_Objective_: Copy out the lines of the items verbatim, starting with the line that contains "closed-tank: [72, 637, 122, 750]" and continuing through the line that contains "control-box: [1026, 612, 1090, 628]", with both of those lines included.

_Task inputs_:

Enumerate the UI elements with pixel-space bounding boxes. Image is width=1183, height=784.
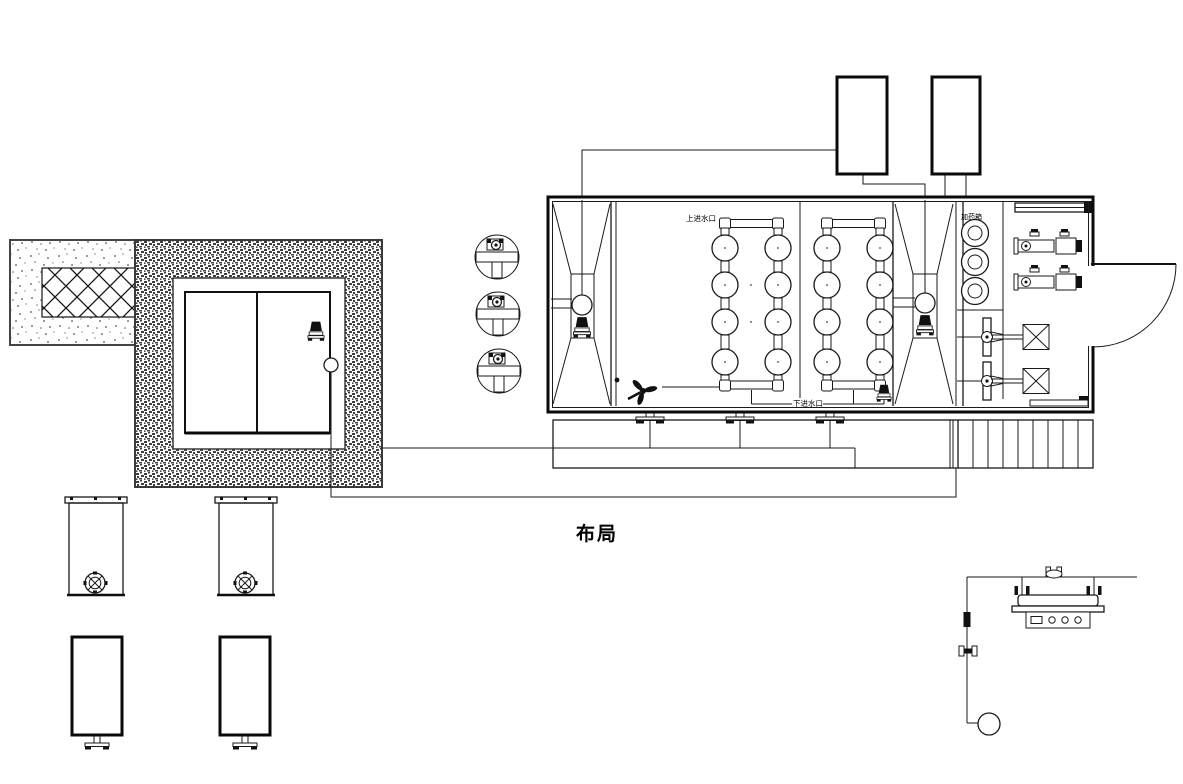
closed-tank: [72, 637, 122, 750]
aerator-icons: [475, 235, 521, 393]
open-tank: [65, 497, 127, 595]
inlet-bottom-label: 下进水口: [793, 398, 823, 408]
valve-icon: [1046, 567, 1062, 578]
feed-tank-left: [837, 77, 887, 174]
door: [1087, 264, 1176, 347]
aerator-icon: [477, 349, 521, 393]
flange-icon: [84, 572, 108, 594]
storage-tanks: [65, 497, 277, 750]
open-tank: [215, 497, 277, 595]
aerator-icon: [475, 235, 519, 279]
equalization-pool: [135, 240, 382, 487]
aerator-icon: [476, 292, 520, 336]
control-box: [1026, 612, 1090, 628]
pool-outlet-circle: [324, 358, 338, 372]
feed-tanks: [837, 77, 980, 174]
base-grating: [950, 420, 1078, 468]
flange-icon: [234, 572, 258, 594]
treatment-skid: 上进水口 下进水口 加药箱: [548, 196, 1176, 413]
dosing-tanks: 加药箱: [961, 212, 989, 305]
pipe-tank1-feed: [582, 150, 837, 200]
dosing-vessel: [1018, 595, 1098, 606]
dosing-skid: [959, 567, 1137, 735]
gravel-hatch: [42, 268, 135, 317]
transfer-pump-circle: [978, 713, 1000, 735]
page-title: 布局: [576, 522, 618, 545]
closed-tank: [220, 637, 270, 750]
site-plan-svg: 上进水口 下进水口 加药箱: [0, 0, 1183, 784]
inlet-top-label: 上进水口: [686, 213, 716, 223]
feed-tank-right: [932, 77, 980, 174]
pipe-fitting-icon: [959, 646, 977, 656]
skid-base: [553, 413, 1093, 468]
inline-filter-icon: [964, 612, 971, 627]
concrete-pad: [10, 240, 135, 345]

_Answer to the task_:
closed-tank: [72, 637, 122, 750]
aerator-icons: [475, 235, 521, 393]
open-tank: [65, 497, 127, 595]
inlet-bottom-label: 下进水口: [793, 398, 823, 408]
valve-icon: [1046, 567, 1062, 578]
feed-tank-left: [837, 77, 887, 174]
door: [1087, 264, 1176, 347]
aerator-icon: [477, 349, 521, 393]
flange-icon: [84, 572, 108, 594]
storage-tanks: [65, 497, 277, 750]
open-tank: [215, 497, 277, 595]
aerator-icon: [475, 235, 519, 279]
equalization-pool: [135, 240, 382, 487]
aerator-icon: [476, 292, 520, 336]
control-box: [1026, 612, 1090, 628]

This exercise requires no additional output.